(begin)

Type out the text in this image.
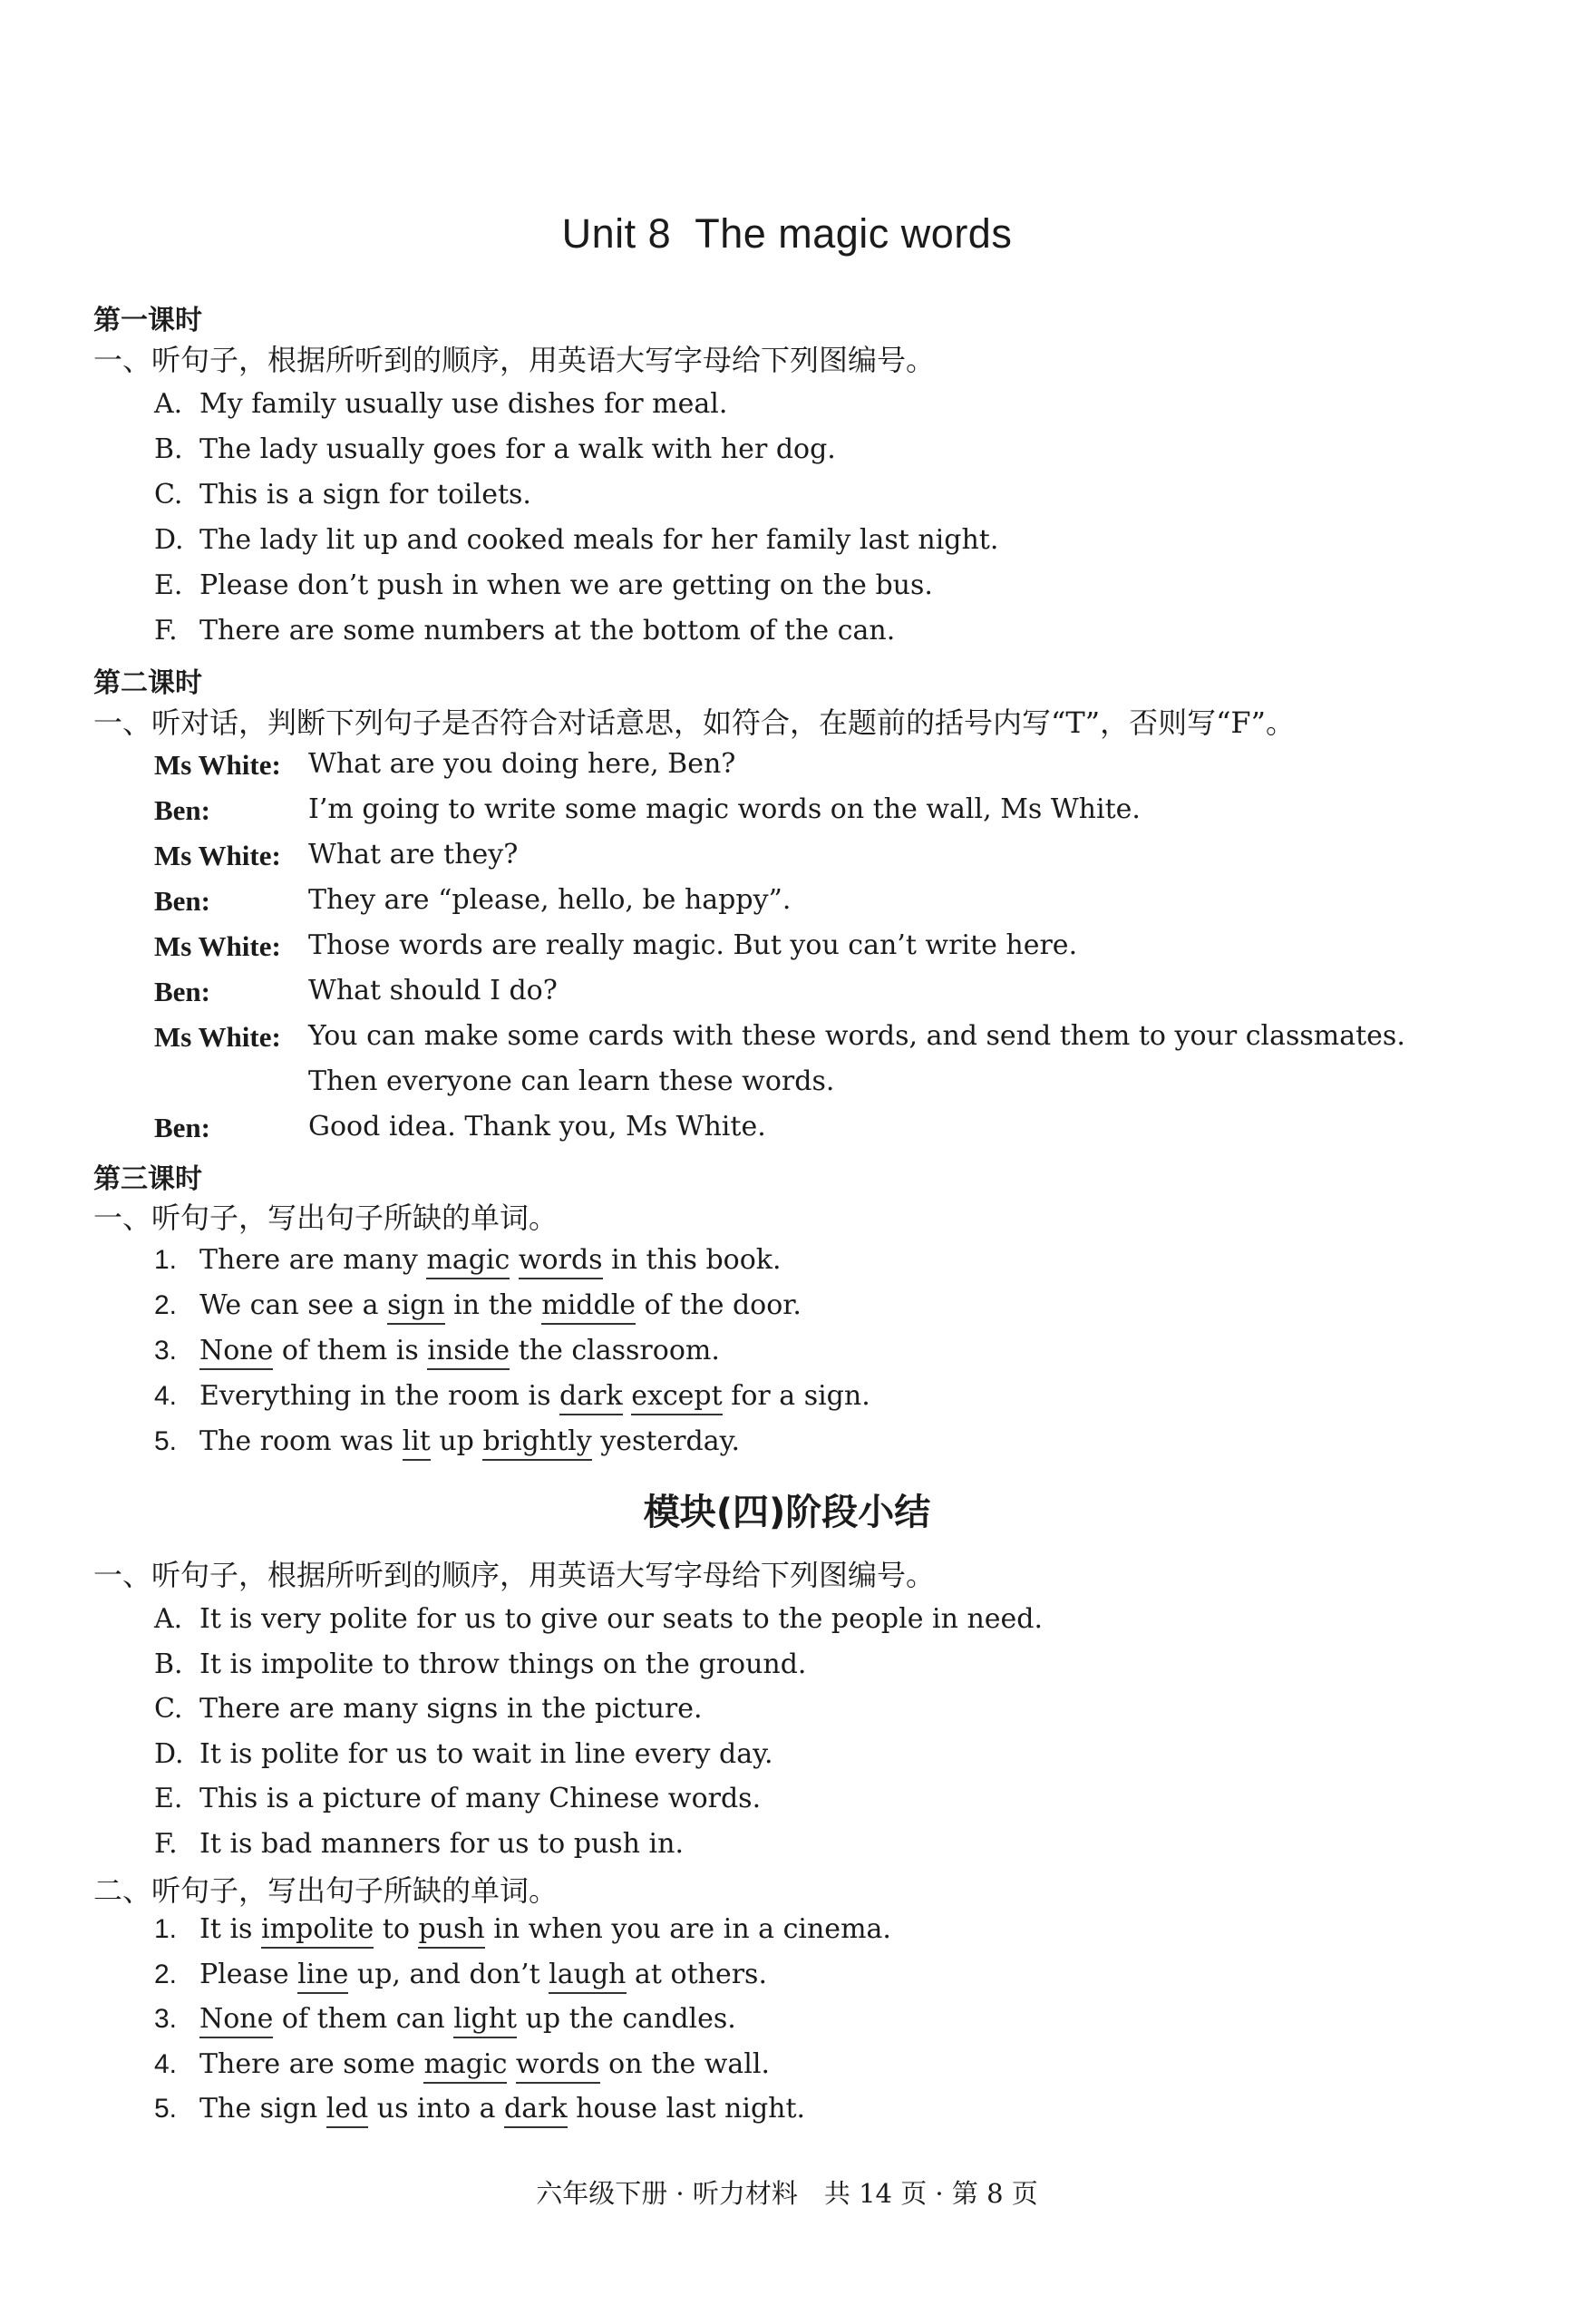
Unit 8 The magic words
第一课时
一、听句子，根据所听到的顺序，用英语大写字母给下列图编号。
A. My family usually use dishes for meal.
B. The lady usually goes for a walk with her dog.
C. This is a sign for toilets.
D. The lady lit up and cooked meals for her family last night.
E. Please don’t push in when we are getting on the bus.
F. There are some numbers at the bottom of the can.
第二课时
一、听对话，判断下列句子是否符合对话意思，如符合，在题前的括号内写“T”，否则写“F”。
Ms White: What are you doing here, Ben?
Ben:	I’m going to write some magic words on the wall, Ms White.
Ms White: What are they?
Ben:	They are “please, hello, be happy”.
Ms White: Those words are really magic. But you can’t write here.
Ben:	What should I do?
Ms White: You can make some cards with these words, and send them to your classmates. Then everyone can learn these words.
Ben:	Good idea. Thank you, Ms White.
第三课时
一、听句子，写出句子所缺的单词。
1. There are many magic words in this book.
2. We can see a sign in the middle of the door.
3. None of them is inside the classroom.
4. Everything in the room is dark except for a sign.
5. The room was lit up brightly yesterday.
模块(四)阶段小结
一、听句子，根据所听到的顺序，用英语大写字母给下列图编号。
A. It is very polite for us to give our seats to the people in need.
B. It is impolite to throw things on the ground.
C. There are many signs in the picture.
D. It is polite for us to wait in line every day.
E. This is a picture of many Chinese words.
F. It is bad manners for us to push in.
二、听句子，写出句子所缺的单词。
1. It is impolite to push in when you are in a cinema.
2. Please line up, and don’t laugh at others.
3. None of them can light up the candles.
4. There are some magic words on the wall.
5. The sign led us into a dark house last night.
六年级下册 · 听力材料　共 14 页 · 第 8 页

(end)

*Stated task:*
Pull every line containing "them" out of the records.

*Answer to this exercise:*
Ms White: You can make some cards with these words, and send them to your classmates. Then everyone can learn these words.
3. None of them is inside the classroom.
3. None of them can light up the candles.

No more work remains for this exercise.